AIM OF THE EXERCISE: Your task is to transcribe the records exactly, skipping every image.

[Dataset records]

------------------------------------------------

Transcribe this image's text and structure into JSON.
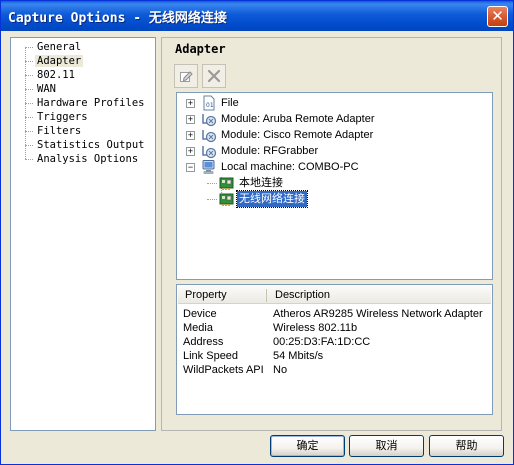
{
  "window": {
    "title": "Capture Options - 无线网络连接",
    "close_glyph": "✕"
  },
  "nav": {
    "items": [
      {
        "label": "General",
        "selected": false
      },
      {
        "label": "Adapter",
        "selected": true
      },
      {
        "label": "802.11",
        "selected": false
      },
      {
        "label": "WAN",
        "selected": false
      },
      {
        "label": "Hardware Profiles",
        "selected": false
      },
      {
        "label": "Triggers",
        "selected": false
      },
      {
        "label": "Filters",
        "selected": false
      },
      {
        "label": "Statistics Output",
        "selected": false
      },
      {
        "label": "Analysis Options",
        "selected": false
      }
    ]
  },
  "content": {
    "heading": "Adapter"
  },
  "toolbar": {
    "edit_icon": "edit-icon",
    "delete_icon": "delete-x-icon"
  },
  "tree": {
    "nodes": [
      {
        "label": "File",
        "expander": "+",
        "icon": "file-icon"
      },
      {
        "label": "Module: Aruba Remote Adapter",
        "expander": "+",
        "icon": "module-icon"
      },
      {
        "label": "Module: Cisco Remote Adapter",
        "expander": "+",
        "icon": "module-icon"
      },
      {
        "label": "Module: RFGrabber",
        "expander": "+",
        "icon": "module-icon"
      },
      {
        "label": "Local machine: COMBO-PC",
        "expander": "−",
        "icon": "computer-icon"
      },
      {
        "label": "本地连接",
        "expander": "",
        "icon": "network-adapter-icon"
      },
      {
        "label": "无线网络连接",
        "expander": "",
        "icon": "network-adapter-icon",
        "selected": true
      }
    ]
  },
  "properties": {
    "headers": {
      "property": "Property",
      "description": "Description"
    },
    "rows": [
      {
        "name": "Device",
        "value": "Atheros AR9285 Wireless Network Adapter"
      },
      {
        "name": "Media",
        "value": "Wireless 802.11b"
      },
      {
        "name": "Address",
        "value": "00:25:D3:FA:1D:CC"
      },
      {
        "name": "Link Speed",
        "value": "54 Mbits/s"
      },
      {
        "name": "WildPackets API",
        "value": "No"
      }
    ]
  },
  "buttons": {
    "ok": "确定",
    "cancel": "取消",
    "help": "帮助"
  },
  "colors": {
    "selection": "#316ac5",
    "titlebar": "#0054e3",
    "close": "#d85b33"
  }
}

------------------------------------------------

EXERCISE OUTPUT:
Transcribe this image's text and structure into JSON.
{
  "window": {
    "title": "Capture Options - 无线网络连接",
    "close_glyph": "✕"
  },
  "nav": {
    "items": [
      {
        "label": "General",
        "selected": false
      },
      {
        "label": "Adapter",
        "selected": true
      },
      {
        "label": "802.11",
        "selected": false
      },
      {
        "label": "WAN",
        "selected": false
      },
      {
        "label": "Hardware Profiles",
        "selected": false
      },
      {
        "label": "Triggers",
        "selected": false
      },
      {
        "label": "Filters",
        "selected": false
      },
      {
        "label": "Statistics Output",
        "selected": false
      },
      {
        "label": "Analysis Options",
        "selected": false
      }
    ]
  },
  "content": {
    "heading": "Adapter"
  },
  "toolbar": {
    "edit_icon": "edit-icon",
    "delete_icon": "delete-x-icon"
  },
  "tree": {
    "nodes": [
      {
        "label": "File",
        "expander": "+",
        "icon": "file-icon"
      },
      {
        "label": "Module: Aruba Remote Adapter",
        "expander": "+",
        "icon": "module-icon"
      },
      {
        "label": "Module: Cisco Remote Adapter",
        "expander": "+",
        "icon": "module-icon"
      },
      {
        "label": "Module: RFGrabber",
        "expander": "+",
        "icon": "module-icon"
      },
      {
        "label": "Local machine: COMBO-PC",
        "expander": "−",
        "icon": "computer-icon"
      },
      {
        "label": "本地连接",
        "expander": "",
        "icon": "network-adapter-icon"
      },
      {
        "label": "无线网络连接",
        "expander": "",
        "icon": "network-adapter-icon",
        "selected": true
      }
    ]
  },
  "properties": {
    "headers": {
      "property": "Property",
      "description": "Description"
    },
    "rows": [
      {
        "name": "Device",
        "value": "Atheros AR9285 Wireless Network Adapter"
      },
      {
        "name": "Media",
        "value": "Wireless 802.11b"
      },
      {
        "name": "Address",
        "value": "00:25:D3:FA:1D:CC"
      },
      {
        "name": "Link Speed",
        "value": "54 Mbits/s"
      },
      {
        "name": "WildPackets API",
        "value": "No"
      }
    ]
  },
  "buttons": {
    "ok": "确定",
    "cancel": "取消",
    "help": "帮助"
  },
  "colors": {
    "selection": "#316ac5",
    "titlebar": "#0054e3",
    "close": "#d85b33"
  }
}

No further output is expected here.